The request » Reproduce every entry below precisely. Pictures are excluded from the copy.

Records to process »
************

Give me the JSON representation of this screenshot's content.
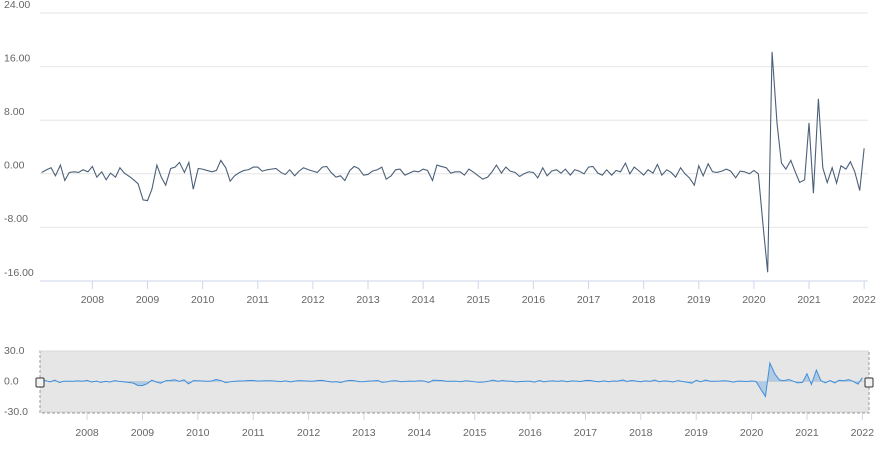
{
  "chart_data": {
    "type": "line",
    "color": "#4b6078",
    "grid": true,
    "xlim": [
      2007.05,
      2022.07
    ],
    "ylim": [
      -16,
      24
    ],
    "xticks": [
      2008,
      2009,
      2010,
      2011,
      2012,
      2013,
      2014,
      2015,
      2016,
      2017,
      2018,
      2019,
      2020,
      2021,
      2022
    ],
    "yticks": [
      {
        "value": 24,
        "label": "24.00"
      },
      {
        "value": 16,
        "label": "16.00"
      },
      {
        "value": 8,
        "label": "8.00"
      },
      {
        "value": 0,
        "label": "0.00"
      },
      {
        "value": -8,
        "label": "-8.00"
      },
      {
        "value": -16,
        "label": "-16.00"
      }
    ],
    "x": [
      2007.08,
      2007.17,
      2007.25,
      2007.33,
      2007.42,
      2007.5,
      2007.58,
      2007.67,
      2007.75,
      2007.83,
      2007.92,
      2008,
      2008.08,
      2008.17,
      2008.25,
      2008.33,
      2008.42,
      2008.5,
      2008.58,
      2008.67,
      2008.75,
      2008.83,
      2008.92,
      2009,
      2009.08,
      2009.17,
      2009.25,
      2009.33,
      2009.42,
      2009.5,
      2009.58,
      2009.67,
      2009.75,
      2009.83,
      2009.92,
      2010,
      2010.08,
      2010.17,
      2010.25,
      2010.33,
      2010.42,
      2010.5,
      2010.58,
      2010.67,
      2010.75,
      2010.83,
      2010.92,
      2011,
      2011.08,
      2011.17,
      2011.25,
      2011.33,
      2011.42,
      2011.5,
      2011.58,
      2011.67,
      2011.75,
      2011.83,
      2011.92,
      2012,
      2012.08,
      2012.17,
      2012.25,
      2012.33,
      2012.42,
      2012.5,
      2012.58,
      2012.67,
      2012.75,
      2012.83,
      2012.92,
      2013,
      2013.08,
      2013.17,
      2013.25,
      2013.33,
      2013.42,
      2013.5,
      2013.58,
      2013.67,
      2013.75,
      2013.83,
      2013.92,
      2014,
      2014.08,
      2014.17,
      2014.25,
      2014.33,
      2014.42,
      2014.5,
      2014.58,
      2014.67,
      2014.75,
      2014.83,
      2014.92,
      2015,
      2015.08,
      2015.17,
      2015.25,
      2015.33,
      2015.42,
      2015.5,
      2015.58,
      2015.67,
      2015.75,
      2015.83,
      2015.92,
      2016,
      2016.08,
      2016.17,
      2016.25,
      2016.33,
      2016.42,
      2016.5,
      2016.58,
      2016.67,
      2016.75,
      2016.83,
      2016.92,
      2017,
      2017.08,
      2017.17,
      2017.25,
      2017.33,
      2017.42,
      2017.5,
      2017.58,
      2017.67,
      2017.75,
      2017.83,
      2017.92,
      2018,
      2018.08,
      2018.17,
      2018.25,
      2018.33,
      2018.42,
      2018.5,
      2018.58,
      2018.67,
      2018.75,
      2018.83,
      2018.92,
      2019,
      2019.08,
      2019.17,
      2019.25,
      2019.33,
      2019.42,
      2019.5,
      2019.58,
      2019.67,
      2019.75,
      2019.83,
      2019.92,
      2020,
      2020.08,
      2020.17,
      2020.25,
      2020.33,
      2020.42,
      2020.5,
      2020.58,
      2020.67,
      2020.75,
      2020.83,
      2020.92,
      2021,
      2021.08,
      2021.17,
      2021.25,
      2021.33,
      2021.42,
      2021.5,
      2021.58,
      2021.67,
      2021.75,
      2021.83,
      2021.92,
      2022
    ],
    "values": [
      0.2,
      0.6,
      0.9,
      -0.3,
      1.3,
      -1.0,
      0.2,
      0.3,
      0.2,
      0.6,
      0.3,
      1.1,
      -0.5,
      0.3,
      -0.9,
      0.1,
      -0.5,
      0.9,
      0.1,
      -0.4,
      -0.9,
      -1.5,
      -3.9,
      -4.0,
      -2.3,
      1.3,
      -0.5,
      -1.7,
      0.8,
      1.0,
      1.7,
      0.2,
      1.7,
      -2.3,
      0.8,
      0.7,
      0.5,
      0.3,
      0.5,
      2.0,
      0.9,
      -1.1,
      -0.3,
      0.2,
      0.5,
      0.6,
      1.0,
      1.0,
      0.4,
      0.6,
      0.7,
      0.8,
      0.2,
      -0.1,
      0.6,
      -0.3,
      0.4,
      0.9,
      0.6,
      0.4,
      0.2,
      1.0,
      1.1,
      0.2,
      -0.5,
      -0.3,
      -1.0,
      0.5,
      1.1,
      0.8,
      -0.2,
      -0.1,
      0.4,
      0.6,
      1.0,
      -0.8,
      -0.3,
      0.6,
      0.7,
      -0.2,
      0.1,
      0.4,
      0.3,
      0.7,
      0.5,
      -1.0,
      1.3,
      1.1,
      0.9,
      0.1,
      0.3,
      0.3,
      -0.2,
      0.7,
      0.2,
      -0.3,
      -0.8,
      -0.5,
      0.3,
      1.3,
      0.1,
      1.0,
      0.4,
      0.2,
      -0.4,
      0.0,
      0.3,
      0.2,
      -0.6,
      0.9,
      -0.3,
      0.4,
      0.6,
      0.1,
      0.7,
      -0.2,
      0.6,
      0.4,
      0.0,
      1.0,
      1.1,
      0.1,
      -0.2,
      0.6,
      -0.2,
      0.5,
      0.3,
      1.6,
      0.0,
      1.0,
      0.4,
      -0.2,
      0.6,
      0.1,
      1.4,
      -0.2,
      0.6,
      0.2,
      -0.5,
      0.9,
      0.0,
      -0.6,
      -1.7,
      1.2,
      -0.3,
      1.5,
      0.3,
      0.2,
      0.4,
      0.7,
      0.4,
      -0.6,
      0.4,
      0.3,
      0.0,
      0.5,
      0.0,
      -8.0,
      -14.7,
      18.2,
      7.5,
      1.6,
      0.7,
      2.0,
      0.3,
      -1.3,
      -0.9,
      7.6,
      -2.9,
      11.2,
      0.9,
      -1.3,
      0.9,
      -1.4,
      1.2,
      0.7,
      1.8,
      0.3,
      -2.5,
      3.8
    ],
    "navigator": {
      "color": "#3d8fdc",
      "xlim": [
        2007.15,
        2022.12
      ],
      "ylim": [
        -30,
        30
      ],
      "yticks": [
        {
          "value": 30,
          "label": "30.0"
        },
        {
          "value": 0,
          "label": "0.0"
        },
        {
          "value": -30,
          "label": "-30.0"
        }
      ]
    }
  }
}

************

Task solution »
Give me the JSON representation of this screenshot's content.
{
  "chart_data": {
    "type": "line",
    "color": "#4b6078",
    "grid": true,
    "xlim": [
      2007.05,
      2022.07
    ],
    "ylim": [
      -16,
      24
    ],
    "xticks": [
      2008,
      2009,
      2010,
      2011,
      2012,
      2013,
      2014,
      2015,
      2016,
      2017,
      2018,
      2019,
      2020,
      2021,
      2022
    ],
    "yticks": [
      {
        "value": 24,
        "label": "24.00"
      },
      {
        "value": 16,
        "label": "16.00"
      },
      {
        "value": 8,
        "label": "8.00"
      },
      {
        "value": 0,
        "label": "0.00"
      },
      {
        "value": -8,
        "label": "-8.00"
      },
      {
        "value": -16,
        "label": "-16.00"
      }
    ],
    "x": [
      2007.08,
      2007.17,
      2007.25,
      2007.33,
      2007.42,
      2007.5,
      2007.58,
      2007.67,
      2007.75,
      2007.83,
      2007.92,
      2008,
      2008.08,
      2008.17,
      2008.25,
      2008.33,
      2008.42,
      2008.5,
      2008.58,
      2008.67,
      2008.75,
      2008.83,
      2008.92,
      2009,
      2009.08,
      2009.17,
      2009.25,
      2009.33,
      2009.42,
      2009.5,
      2009.58,
      2009.67,
      2009.75,
      2009.83,
      2009.92,
      2010,
      2010.08,
      2010.17,
      2010.25,
      2010.33,
      2010.42,
      2010.5,
      2010.58,
      2010.67,
      2010.75,
      2010.83,
      2010.92,
      2011,
      2011.08,
      2011.17,
      2011.25,
      2011.33,
      2011.42,
      2011.5,
      2011.58,
      2011.67,
      2011.75,
      2011.83,
      2011.92,
      2012,
      2012.08,
      2012.17,
      2012.25,
      2012.33,
      2012.42,
      2012.5,
      2012.58,
      2012.67,
      2012.75,
      2012.83,
      2012.92,
      2013,
      2013.08,
      2013.17,
      2013.25,
      2013.33,
      2013.42,
      2013.5,
      2013.58,
      2013.67,
      2013.75,
      2013.83,
      2013.92,
      2014,
      2014.08,
      2014.17,
      2014.25,
      2014.33,
      2014.42,
      2014.5,
      2014.58,
      2014.67,
      2014.75,
      2014.83,
      2014.92,
      2015,
      2015.08,
      2015.17,
      2015.25,
      2015.33,
      2015.42,
      2015.5,
      2015.58,
      2015.67,
      2015.75,
      2015.83,
      2015.92,
      2016,
      2016.08,
      2016.17,
      2016.25,
      2016.33,
      2016.42,
      2016.5,
      2016.58,
      2016.67,
      2016.75,
      2016.83,
      2016.92,
      2017,
      2017.08,
      2017.17,
      2017.25,
      2017.33,
      2017.42,
      2017.5,
      2017.58,
      2017.67,
      2017.75,
      2017.83,
      2017.92,
      2018,
      2018.08,
      2018.17,
      2018.25,
      2018.33,
      2018.42,
      2018.5,
      2018.58,
      2018.67,
      2018.75,
      2018.83,
      2018.92,
      2019,
      2019.08,
      2019.17,
      2019.25,
      2019.33,
      2019.42,
      2019.5,
      2019.58,
      2019.67,
      2019.75,
      2019.83,
      2019.92,
      2020,
      2020.08,
      2020.17,
      2020.25,
      2020.33,
      2020.42,
      2020.5,
      2020.58,
      2020.67,
      2020.75,
      2020.83,
      2020.92,
      2021,
      2021.08,
      2021.17,
      2021.25,
      2021.33,
      2021.42,
      2021.5,
      2021.58,
      2021.67,
      2021.75,
      2021.83,
      2021.92,
      2022
    ],
    "values": [
      0.2,
      0.6,
      0.9,
      -0.3,
      1.3,
      -1.0,
      0.2,
      0.3,
      0.2,
      0.6,
      0.3,
      1.1,
      -0.5,
      0.3,
      -0.9,
      0.1,
      -0.5,
      0.9,
      0.1,
      -0.4,
      -0.9,
      -1.5,
      -3.9,
      -4.0,
      -2.3,
      1.3,
      -0.5,
      -1.7,
      0.8,
      1.0,
      1.7,
      0.2,
      1.7,
      -2.3,
      0.8,
      0.7,
      0.5,
      0.3,
      0.5,
      2.0,
      0.9,
      -1.1,
      -0.3,
      0.2,
      0.5,
      0.6,
      1.0,
      1.0,
      0.4,
      0.6,
      0.7,
      0.8,
      0.2,
      -0.1,
      0.6,
      -0.3,
      0.4,
      0.9,
      0.6,
      0.4,
      0.2,
      1.0,
      1.1,
      0.2,
      -0.5,
      -0.3,
      -1.0,
      0.5,
      1.1,
      0.8,
      -0.2,
      -0.1,
      0.4,
      0.6,
      1.0,
      -0.8,
      -0.3,
      0.6,
      0.7,
      -0.2,
      0.1,
      0.4,
      0.3,
      0.7,
      0.5,
      -1.0,
      1.3,
      1.1,
      0.9,
      0.1,
      0.3,
      0.3,
      -0.2,
      0.7,
      0.2,
      -0.3,
      -0.8,
      -0.5,
      0.3,
      1.3,
      0.1,
      1.0,
      0.4,
      0.2,
      -0.4,
      0.0,
      0.3,
      0.2,
      -0.6,
      0.9,
      -0.3,
      0.4,
      0.6,
      0.1,
      0.7,
      -0.2,
      0.6,
      0.4,
      0.0,
      1.0,
      1.1,
      0.1,
      -0.2,
      0.6,
      -0.2,
      0.5,
      0.3,
      1.6,
      0.0,
      1.0,
      0.4,
      -0.2,
      0.6,
      0.1,
      1.4,
      -0.2,
      0.6,
      0.2,
      -0.5,
      0.9,
      0.0,
      -0.6,
      -1.7,
      1.2,
      -0.3,
      1.5,
      0.3,
      0.2,
      0.4,
      0.7,
      0.4,
      -0.6,
      0.4,
      0.3,
      0.0,
      0.5,
      0.0,
      -8.0,
      -14.7,
      18.2,
      7.5,
      1.6,
      0.7,
      2.0,
      0.3,
      -1.3,
      -0.9,
      7.6,
      -2.9,
      11.2,
      0.9,
      -1.3,
      0.9,
      -1.4,
      1.2,
      0.7,
      1.8,
      0.3,
      -2.5,
      3.8
    ],
    "navigator": {
      "color": "#3d8fdc",
      "xlim": [
        2007.15,
        2022.12
      ],
      "ylim": [
        -30,
        30
      ],
      "yticks": [
        {
          "value": 30,
          "label": "30.0"
        },
        {
          "value": 0,
          "label": "0.0"
        },
        {
          "value": -30,
          "label": "-30.0"
        }
      ]
    }
  }
}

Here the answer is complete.